[begin Records for the task]

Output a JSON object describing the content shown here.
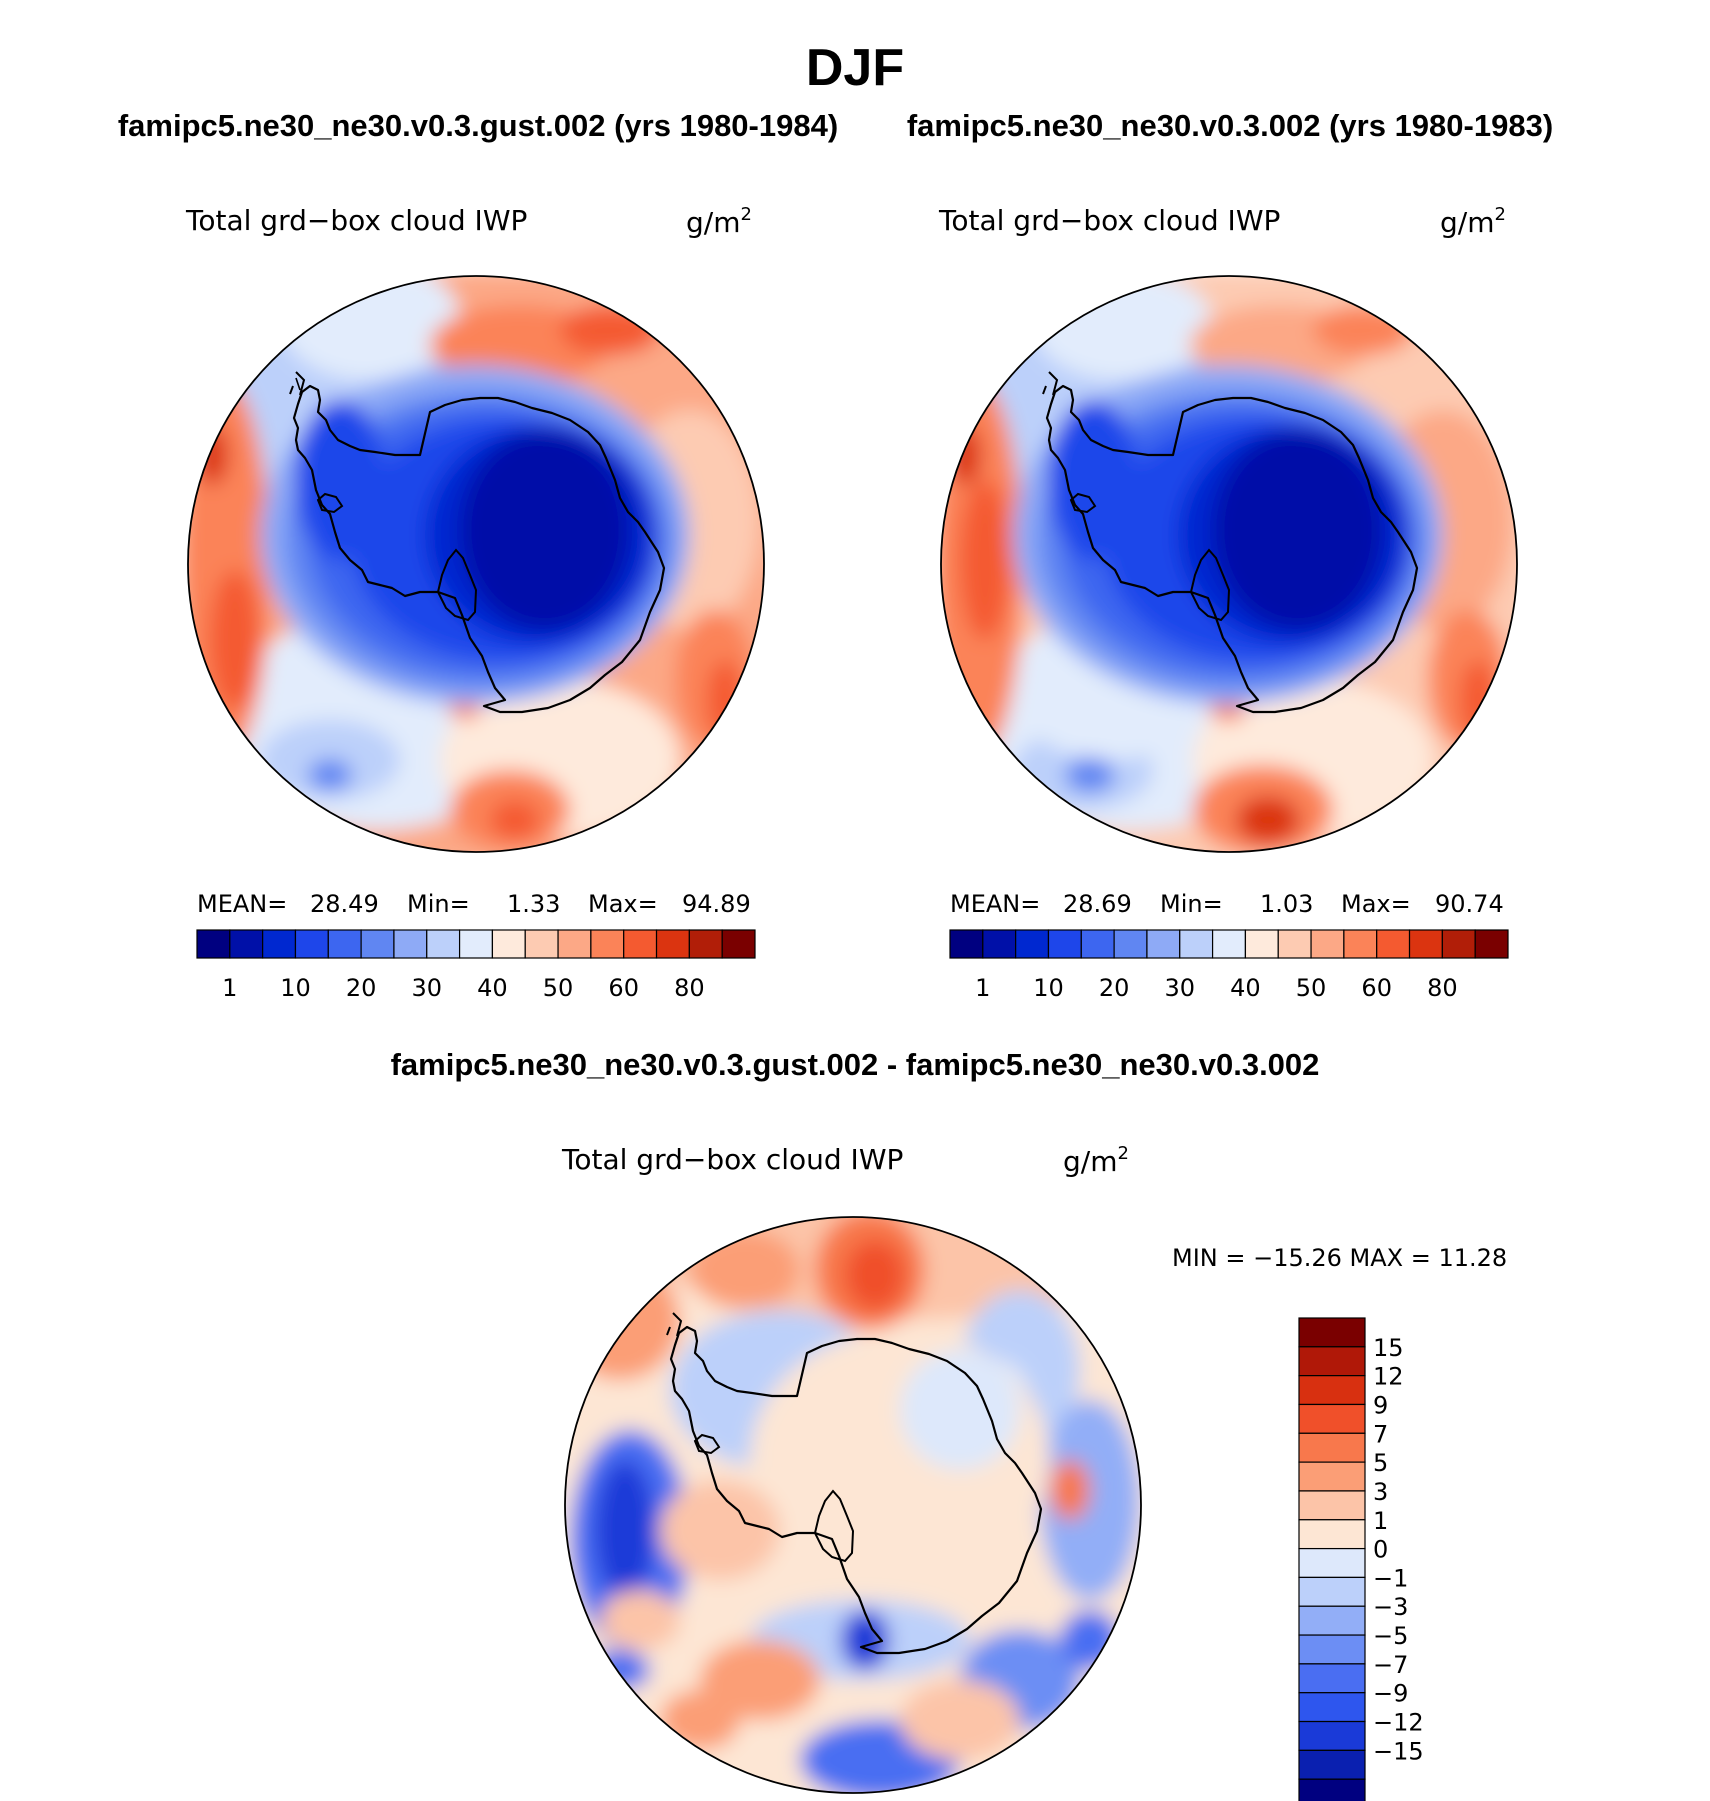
{
  "page": {
    "title": "DJF"
  },
  "colors": {
    "abs_levels": [
      "#000080",
      "#0010a8",
      "#0028d0",
      "#1e46ea",
      "#3d66f0",
      "#6086f2",
      "#8eaaf6",
      "#bcd0fa",
      "#e2ecfc",
      "#feeadc",
      "#fdcbb2",
      "#fca886",
      "#fb8358",
      "#f45a30",
      "#db3410",
      "#b11e08",
      "#7a0000"
    ],
    "diff_levels": [
      "#000080",
      "#0a20b0",
      "#1a3ad8",
      "#2e56ee",
      "#4a6ef2",
      "#6c8ef4",
      "#92aef7",
      "#bcd0fa",
      "#dde8fb",
      "#fde6d4",
      "#fcc4a8",
      "#fb9e76",
      "#f8784c",
      "#f0502a",
      "#d83010",
      "#b01808",
      "#7a0000"
    ],
    "coastline": "#000000"
  },
  "panels": [
    {
      "case": "famipc5.ne30_ne30.v0.3.gust.002 (yrs 1980-1984)",
      "variable": "Total grd−box cloud IWP",
      "units_base": "g/m",
      "units_exp": "2",
      "stats": {
        "mean_label": "MEAN=",
        "mean": "28.49",
        "min_label": "Min=",
        "min": "1.33",
        "max_label": "Max=",
        "max": "94.89"
      }
    },
    {
      "case": "famipc5.ne30_ne30.v0.3.002 (yrs 1980-1983)",
      "variable": "Total grd−box cloud IWP",
      "units_base": "g/m",
      "units_exp": "2",
      "stats": {
        "mean_label": "MEAN=",
        "mean": "28.69",
        "min_label": "Min=",
        "min": "1.03",
        "max_label": "Max=",
        "max": "90.74"
      }
    }
  ],
  "diff_panel": {
    "case": "famipc5.ne30_ne30.v0.3.gust.002 - famipc5.ne30_ne30.v0.3.002",
    "variable": "Total grd−box cloud IWP",
    "units_base": "g/m",
    "units_exp": "2",
    "stats": "MIN = −15.26 MAX =  11.28"
  },
  "chart_data": [
    {
      "type": "heatmap",
      "projection": "south polar stereographic",
      "title": "famipc5.ne30_ne30.v0.3.gust.002 (yrs 1980-1984)",
      "variable": "Total grd-box cloud IWP",
      "units": "g/m2",
      "mean": 28.49,
      "min": 1.33,
      "max": 94.89,
      "colorbar_ticks": [
        "1",
        "10",
        "20",
        "30",
        "40",
        "50",
        "60",
        "80"
      ],
      "colorbar_orientation": "horizontal"
    },
    {
      "type": "heatmap",
      "projection": "south polar stereographic",
      "title": "famipc5.ne30_ne30.v0.3.002 (yrs 1980-1983)",
      "variable": "Total grd-box cloud IWP",
      "units": "g/m2",
      "mean": 28.69,
      "min": 1.03,
      "max": 90.74,
      "colorbar_ticks": [
        "1",
        "10",
        "20",
        "30",
        "40",
        "50",
        "60",
        "80"
      ],
      "colorbar_orientation": "horizontal"
    },
    {
      "type": "heatmap",
      "projection": "south polar stereographic",
      "title": "famipc5.ne30_ne30.v0.3.gust.002 - famipc5.ne30_ne30.v0.3.002",
      "variable": "Total grd-box cloud IWP",
      "units": "g/m2",
      "min": -15.26,
      "max": 11.28,
      "colorbar_ticks": [
        "15",
        "12",
        "9",
        "7",
        "5",
        "3",
        "1",
        "0",
        "−1",
        "−3",
        "−5",
        "−7",
        "−9",
        "−12",
        "−15"
      ],
      "colorbar_orientation": "vertical"
    }
  ]
}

[end Records for the task]

Request: Retype the whole listing, keeping every line identical and omitting all pictures.

Problem solution:
Output a JSON object describing the content shown here.
{
  "page": {
    "title": "DJF"
  },
  "colors": {
    "abs_levels": [
      "#000080",
      "#0010a8",
      "#0028d0",
      "#1e46ea",
      "#3d66f0",
      "#6086f2",
      "#8eaaf6",
      "#bcd0fa",
      "#e2ecfc",
      "#feeadc",
      "#fdcbb2",
      "#fca886",
      "#fb8358",
      "#f45a30",
      "#db3410",
      "#b11e08",
      "#7a0000"
    ],
    "diff_levels": [
      "#000080",
      "#0a20b0",
      "#1a3ad8",
      "#2e56ee",
      "#4a6ef2",
      "#6c8ef4",
      "#92aef7",
      "#bcd0fa",
      "#dde8fb",
      "#fde6d4",
      "#fcc4a8",
      "#fb9e76",
      "#f8784c",
      "#f0502a",
      "#d83010",
      "#b01808",
      "#7a0000"
    ],
    "coastline": "#000000"
  },
  "panels": [
    {
      "case": "famipc5.ne30_ne30.v0.3.gust.002 (yrs 1980-1984)",
      "variable": "Total grd−box cloud IWP",
      "units_base": "g/m",
      "units_exp": "2",
      "stats": {
        "mean_label": "MEAN=",
        "mean": "28.49",
        "min_label": "Min=",
        "min": "1.33",
        "max_label": "Max=",
        "max": "94.89"
      }
    },
    {
      "case": "famipc5.ne30_ne30.v0.3.002 (yrs 1980-1983)",
      "variable": "Total grd−box cloud IWP",
      "units_base": "g/m",
      "units_exp": "2",
      "stats": {
        "mean_label": "MEAN=",
        "mean": "28.69",
        "min_label": "Min=",
        "min": "1.03",
        "max_label": "Max=",
        "max": "90.74"
      }
    }
  ],
  "diff_panel": {
    "case": "famipc5.ne30_ne30.v0.3.gust.002 - famipc5.ne30_ne30.v0.3.002",
    "variable": "Total grd−box cloud IWP",
    "units_base": "g/m",
    "units_exp": "2",
    "stats": "MIN = −15.26 MAX =  11.28"
  },
  "chart_data": [
    {
      "type": "heatmap",
      "projection": "south polar stereographic",
      "title": "famipc5.ne30_ne30.v0.3.gust.002 (yrs 1980-1984)",
      "variable": "Total grd-box cloud IWP",
      "units": "g/m2",
      "mean": 28.49,
      "min": 1.33,
      "max": 94.89,
      "colorbar_ticks": [
        "1",
        "10",
        "20",
        "30",
        "40",
        "50",
        "60",
        "80"
      ],
      "colorbar_orientation": "horizontal"
    },
    {
      "type": "heatmap",
      "projection": "south polar stereographic",
      "title": "famipc5.ne30_ne30.v0.3.002 (yrs 1980-1983)",
      "variable": "Total grd-box cloud IWP",
      "units": "g/m2",
      "mean": 28.69,
      "min": 1.03,
      "max": 90.74,
      "colorbar_ticks": [
        "1",
        "10",
        "20",
        "30",
        "40",
        "50",
        "60",
        "80"
      ],
      "colorbar_orientation": "horizontal"
    },
    {
      "type": "heatmap",
      "projection": "south polar stereographic",
      "title": "famipc5.ne30_ne30.v0.3.gust.002 - famipc5.ne30_ne30.v0.3.002",
      "variable": "Total grd-box cloud IWP",
      "units": "g/m2",
      "min": -15.26,
      "max": 11.28,
      "colorbar_ticks": [
        "15",
        "12",
        "9",
        "7",
        "5",
        "3",
        "1",
        "0",
        "−1",
        "−3",
        "−5",
        "−7",
        "−9",
        "−12",
        "−15"
      ],
      "colorbar_orientation": "vertical"
    }
  ]
}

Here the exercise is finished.